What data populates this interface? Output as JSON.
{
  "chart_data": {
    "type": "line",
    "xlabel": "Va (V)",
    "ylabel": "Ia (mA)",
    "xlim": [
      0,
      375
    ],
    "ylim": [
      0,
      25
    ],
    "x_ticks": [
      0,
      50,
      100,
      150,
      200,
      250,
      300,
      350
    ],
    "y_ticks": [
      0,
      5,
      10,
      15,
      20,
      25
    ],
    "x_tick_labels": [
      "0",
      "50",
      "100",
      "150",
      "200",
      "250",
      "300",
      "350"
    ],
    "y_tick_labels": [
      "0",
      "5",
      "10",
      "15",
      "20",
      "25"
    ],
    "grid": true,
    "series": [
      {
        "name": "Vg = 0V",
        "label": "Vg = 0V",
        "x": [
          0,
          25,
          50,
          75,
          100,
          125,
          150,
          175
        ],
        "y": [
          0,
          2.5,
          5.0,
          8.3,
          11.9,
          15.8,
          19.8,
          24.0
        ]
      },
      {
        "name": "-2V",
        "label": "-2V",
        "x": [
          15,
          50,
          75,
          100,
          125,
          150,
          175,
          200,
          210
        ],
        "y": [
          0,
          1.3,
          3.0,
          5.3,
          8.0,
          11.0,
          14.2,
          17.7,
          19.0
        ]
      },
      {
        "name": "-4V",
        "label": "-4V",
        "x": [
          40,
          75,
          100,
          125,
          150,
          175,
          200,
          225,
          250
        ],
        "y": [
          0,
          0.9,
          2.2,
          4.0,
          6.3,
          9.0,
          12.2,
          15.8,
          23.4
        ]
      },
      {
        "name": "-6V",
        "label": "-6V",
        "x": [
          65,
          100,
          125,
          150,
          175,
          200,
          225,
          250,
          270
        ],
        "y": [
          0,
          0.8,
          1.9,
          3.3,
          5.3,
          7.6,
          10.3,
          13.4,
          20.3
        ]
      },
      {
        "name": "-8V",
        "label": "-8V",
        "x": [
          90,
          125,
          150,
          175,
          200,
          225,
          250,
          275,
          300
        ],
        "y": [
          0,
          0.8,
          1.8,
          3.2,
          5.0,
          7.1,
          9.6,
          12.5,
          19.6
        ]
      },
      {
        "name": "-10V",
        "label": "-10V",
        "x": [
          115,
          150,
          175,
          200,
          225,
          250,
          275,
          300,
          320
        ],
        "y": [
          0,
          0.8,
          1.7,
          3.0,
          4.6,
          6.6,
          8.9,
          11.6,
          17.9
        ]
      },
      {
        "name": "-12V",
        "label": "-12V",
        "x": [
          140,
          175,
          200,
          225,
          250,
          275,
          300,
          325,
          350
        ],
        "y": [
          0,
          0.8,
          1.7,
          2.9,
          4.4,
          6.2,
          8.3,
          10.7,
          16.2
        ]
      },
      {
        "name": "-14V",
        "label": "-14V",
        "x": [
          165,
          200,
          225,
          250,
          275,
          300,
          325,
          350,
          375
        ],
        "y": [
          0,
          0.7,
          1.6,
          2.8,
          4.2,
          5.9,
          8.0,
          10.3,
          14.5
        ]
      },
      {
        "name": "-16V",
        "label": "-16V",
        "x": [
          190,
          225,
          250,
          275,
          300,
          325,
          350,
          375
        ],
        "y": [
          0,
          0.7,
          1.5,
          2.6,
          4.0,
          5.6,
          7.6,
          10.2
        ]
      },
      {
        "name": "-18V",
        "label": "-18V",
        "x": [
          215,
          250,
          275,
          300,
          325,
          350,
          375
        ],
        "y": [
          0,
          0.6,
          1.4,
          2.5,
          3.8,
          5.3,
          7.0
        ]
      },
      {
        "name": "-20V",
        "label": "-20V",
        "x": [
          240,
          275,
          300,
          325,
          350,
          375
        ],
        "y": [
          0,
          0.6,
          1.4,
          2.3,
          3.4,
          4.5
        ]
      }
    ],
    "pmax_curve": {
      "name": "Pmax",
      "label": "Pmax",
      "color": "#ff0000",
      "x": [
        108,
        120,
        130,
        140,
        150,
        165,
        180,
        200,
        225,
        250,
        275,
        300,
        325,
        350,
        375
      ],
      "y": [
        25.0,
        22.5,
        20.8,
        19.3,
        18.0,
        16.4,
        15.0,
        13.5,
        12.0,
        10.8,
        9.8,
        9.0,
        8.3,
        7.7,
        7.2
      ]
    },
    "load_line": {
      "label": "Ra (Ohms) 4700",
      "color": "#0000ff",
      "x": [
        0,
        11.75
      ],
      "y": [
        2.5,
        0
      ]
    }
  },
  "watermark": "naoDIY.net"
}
● ● ● ● ● ● ●
> **SET TASK**
Type the material above out again, exactly.

> **ANSWER TO THE PROBLEM**
What data populates this interface? Output as JSON.
{
  "chart_data": {
    "type": "line",
    "xlabel": "Va (V)",
    "ylabel": "Ia (mA)",
    "xlim": [
      0,
      375
    ],
    "ylim": [
      0,
      25
    ],
    "x_ticks": [
      0,
      50,
      100,
      150,
      200,
      250,
      300,
      350
    ],
    "y_ticks": [
      0,
      5,
      10,
      15,
      20,
      25
    ],
    "x_tick_labels": [
      "0",
      "50",
      "100",
      "150",
      "200",
      "250",
      "300",
      "350"
    ],
    "y_tick_labels": [
      "0",
      "5",
      "10",
      "15",
      "20",
      "25"
    ],
    "grid": true,
    "series": [
      {
        "name": "Vg = 0V",
        "label": "Vg = 0V",
        "x": [
          0,
          25,
          50,
          75,
          100,
          125,
          150,
          175
        ],
        "y": [
          0,
          2.5,
          5.0,
          8.3,
          11.9,
          15.8,
          19.8,
          24.0
        ]
      },
      {
        "name": "-2V",
        "label": "-2V",
        "x": [
          15,
          50,
          75,
          100,
          125,
          150,
          175,
          200,
          210
        ],
        "y": [
          0,
          1.3,
          3.0,
          5.3,
          8.0,
          11.0,
          14.2,
          17.7,
          19.0
        ]
      },
      {
        "name": "-4V",
        "label": "-4V",
        "x": [
          40,
          75,
          100,
          125,
          150,
          175,
          200,
          225,
          250
        ],
        "y": [
          0,
          0.9,
          2.2,
          4.0,
          6.3,
          9.0,
          12.2,
          15.8,
          23.4
        ]
      },
      {
        "name": "-6V",
        "label": "-6V",
        "x": [
          65,
          100,
          125,
          150,
          175,
          200,
          225,
          250,
          270
        ],
        "y": [
          0,
          0.8,
          1.9,
          3.3,
          5.3,
          7.6,
          10.3,
          13.4,
          20.3
        ]
      },
      {
        "name": "-8V",
        "label": "-8V",
        "x": [
          90,
          125,
          150,
          175,
          200,
          225,
          250,
          275,
          300
        ],
        "y": [
          0,
          0.8,
          1.8,
          3.2,
          5.0,
          7.1,
          9.6,
          12.5,
          19.6
        ]
      },
      {
        "name": "-10V",
        "label": "-10V",
        "x": [
          115,
          150,
          175,
          200,
          225,
          250,
          275,
          300,
          320
        ],
        "y": [
          0,
          0.8,
          1.7,
          3.0,
          4.6,
          6.6,
          8.9,
          11.6,
          17.9
        ]
      },
      {
        "name": "-12V",
        "label": "-12V",
        "x": [
          140,
          175,
          200,
          225,
          250,
          275,
          300,
          325,
          350
        ],
        "y": [
          0,
          0.8,
          1.7,
          2.9,
          4.4,
          6.2,
          8.3,
          10.7,
          16.2
        ]
      },
      {
        "name": "-14V",
        "label": "-14V",
        "x": [
          165,
          200,
          225,
          250,
          275,
          300,
          325,
          350,
          375
        ],
        "y": [
          0,
          0.7,
          1.6,
          2.8,
          4.2,
          5.9,
          8.0,
          10.3,
          14.5
        ]
      },
      {
        "name": "-16V",
        "label": "-16V",
        "x": [
          190,
          225,
          250,
          275,
          300,
          325,
          350,
          375
        ],
        "y": [
          0,
          0.7,
          1.5,
          2.6,
          4.0,
          5.6,
          7.6,
          10.2
        ]
      },
      {
        "name": "-18V",
        "label": "-18V",
        "x": [
          215,
          250,
          275,
          300,
          325,
          350,
          375
        ],
        "y": [
          0,
          0.6,
          1.4,
          2.5,
          3.8,
          5.3,
          7.0
        ]
      },
      {
        "name": "-20V",
        "label": "-20V",
        "x": [
          240,
          275,
          300,
          325,
          350,
          375
        ],
        "y": [
          0,
          0.6,
          1.4,
          2.3,
          3.4,
          4.5
        ]
      }
    ],
    "pmax_curve": {
      "name": "Pmax",
      "label": "Pmax",
      "color": "#ff0000",
      "x": [
        108,
        120,
        130,
        140,
        150,
        165,
        180,
        200,
        225,
        250,
        275,
        300,
        325,
        350,
        375
      ],
      "y": [
        25.0,
        22.5,
        20.8,
        19.3,
        18.0,
        16.4,
        15.0,
        13.5,
        12.0,
        10.8,
        9.8,
        9.0,
        8.3,
        7.7,
        7.2
      ]
    },
    "load_line": {
      "label": "Ra (Ohms) 4700",
      "color": "#0000ff",
      "x": [
        0,
        11.75
      ],
      "y": [
        2.5,
        0
      ]
    }
  },
  "watermark": "naoDIY.net"
}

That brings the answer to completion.